● **What to do**
Produce an exact transcription of the listing below, omitting the pictures.

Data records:
·····
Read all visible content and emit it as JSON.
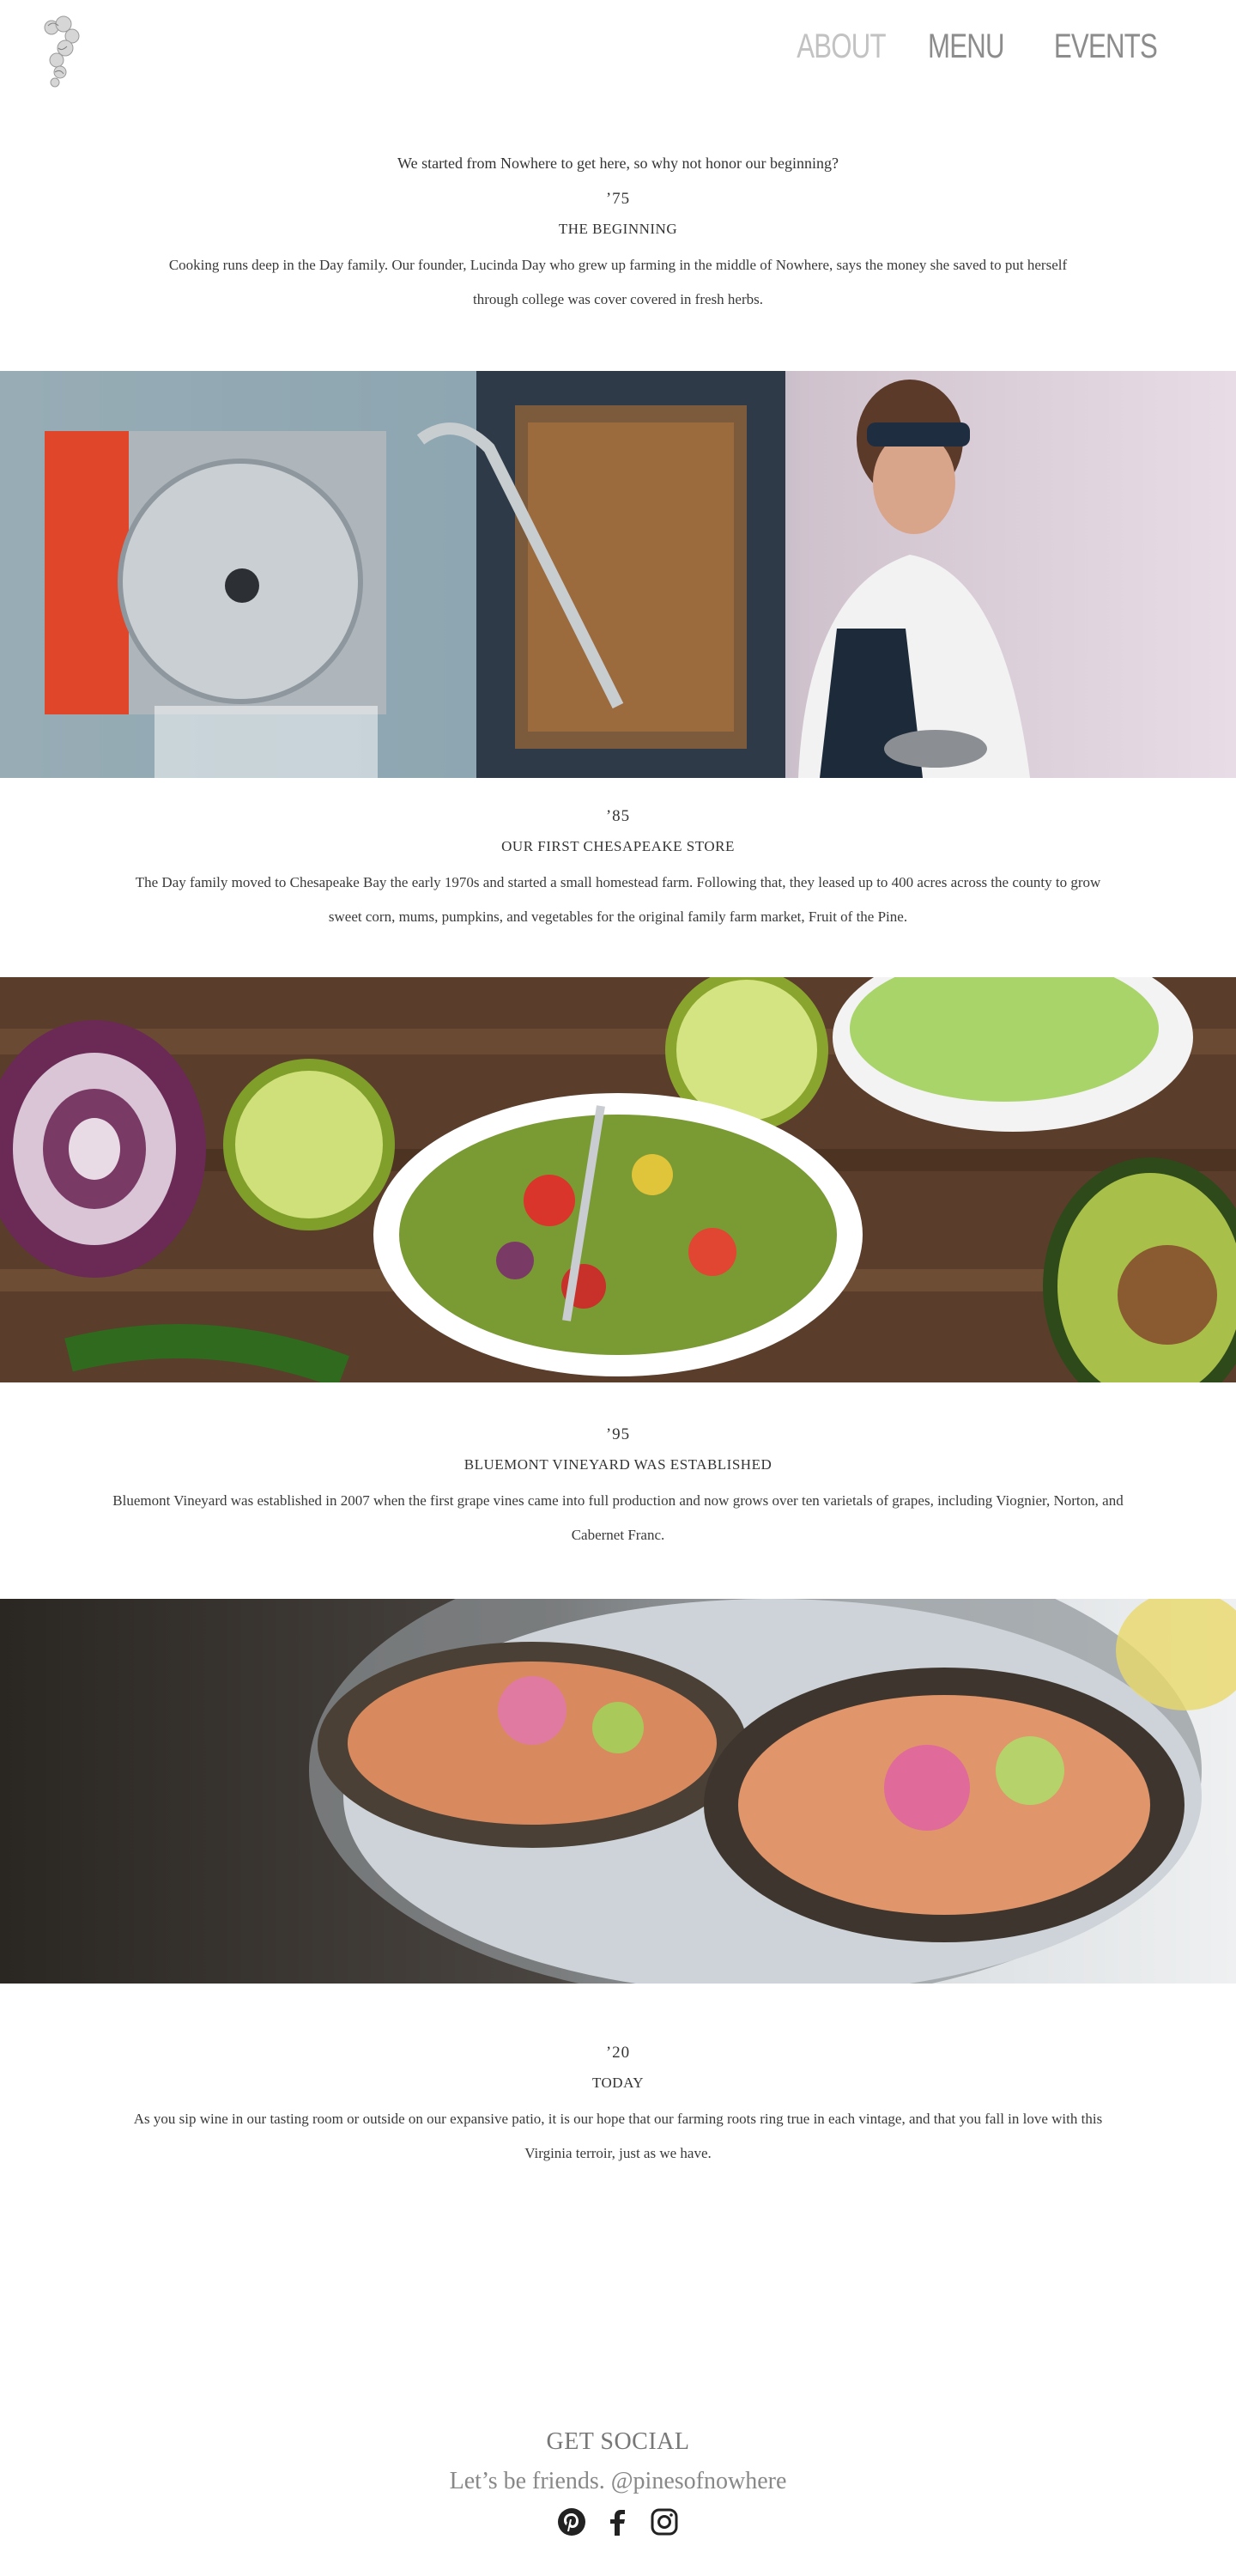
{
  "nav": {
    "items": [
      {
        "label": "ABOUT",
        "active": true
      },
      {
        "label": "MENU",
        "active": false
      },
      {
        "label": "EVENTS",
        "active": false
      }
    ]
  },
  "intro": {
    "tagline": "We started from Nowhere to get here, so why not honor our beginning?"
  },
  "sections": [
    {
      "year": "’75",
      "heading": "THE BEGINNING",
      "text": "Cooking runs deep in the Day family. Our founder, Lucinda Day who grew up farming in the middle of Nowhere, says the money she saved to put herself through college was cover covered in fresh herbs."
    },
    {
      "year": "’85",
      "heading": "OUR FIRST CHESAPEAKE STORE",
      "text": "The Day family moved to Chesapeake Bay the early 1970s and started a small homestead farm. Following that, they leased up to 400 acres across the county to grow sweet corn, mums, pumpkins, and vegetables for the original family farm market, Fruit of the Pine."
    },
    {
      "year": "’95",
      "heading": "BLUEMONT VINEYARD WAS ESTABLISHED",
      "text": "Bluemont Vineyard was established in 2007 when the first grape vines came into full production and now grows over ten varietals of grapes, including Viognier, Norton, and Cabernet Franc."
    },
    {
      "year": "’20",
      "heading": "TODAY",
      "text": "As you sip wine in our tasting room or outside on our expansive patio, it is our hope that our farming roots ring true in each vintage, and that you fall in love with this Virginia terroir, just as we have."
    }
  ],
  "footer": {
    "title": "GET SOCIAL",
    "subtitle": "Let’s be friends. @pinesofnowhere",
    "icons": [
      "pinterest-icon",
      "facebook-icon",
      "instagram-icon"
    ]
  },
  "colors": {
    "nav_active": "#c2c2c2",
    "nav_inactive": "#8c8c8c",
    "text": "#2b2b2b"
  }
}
·····
● **Solved problem**
Read all visible content and emit it as JSON.
{
  "nav": {
    "items": [
      {
        "label": "ABOUT",
        "active": true
      },
      {
        "label": "MENU",
        "active": false
      },
      {
        "label": "EVENTS",
        "active": false
      }
    ]
  },
  "intro": {
    "tagline": "We started from Nowhere to get here, so why not honor our beginning?"
  },
  "sections": [
    {
      "year": "’75",
      "heading": "THE BEGINNING",
      "text": "Cooking runs deep in the Day family. Our founder, Lucinda Day who grew up farming in the middle of Nowhere, says the money she saved to put herself through college was cover covered in fresh herbs."
    },
    {
      "year": "’85",
      "heading": "OUR FIRST CHESAPEAKE STORE",
      "text": "The Day family moved to Chesapeake Bay the early 1970s and started a small homestead farm. Following that, they leased up to 400 acres across the county to grow sweet corn, mums, pumpkins, and vegetables for the original family farm market, Fruit of the Pine."
    },
    {
      "year": "’95",
      "heading": "BLUEMONT VINEYARD WAS ESTABLISHED",
      "text": "Bluemont Vineyard was established in 2007 when the first grape vines came into full production and now grows over ten varietals of grapes, including Viognier, Norton, and Cabernet Franc."
    },
    {
      "year": "’20",
      "heading": "TODAY",
      "text": "As you sip wine in our tasting room or outside on our expansive patio, it is our hope that our farming roots ring true in each vintage, and that you fall in love with this Virginia terroir, just as we have."
    }
  ],
  "footer": {
    "title": "GET SOCIAL",
    "subtitle": "Let’s be friends. @pinesofnowhere",
    "icons": [
      "pinterest-icon",
      "facebook-icon",
      "instagram-icon"
    ]
  },
  "colors": {
    "nav_active": "#c2c2c2",
    "nav_inactive": "#8c8c8c",
    "text": "#2b2b2b"
  }
}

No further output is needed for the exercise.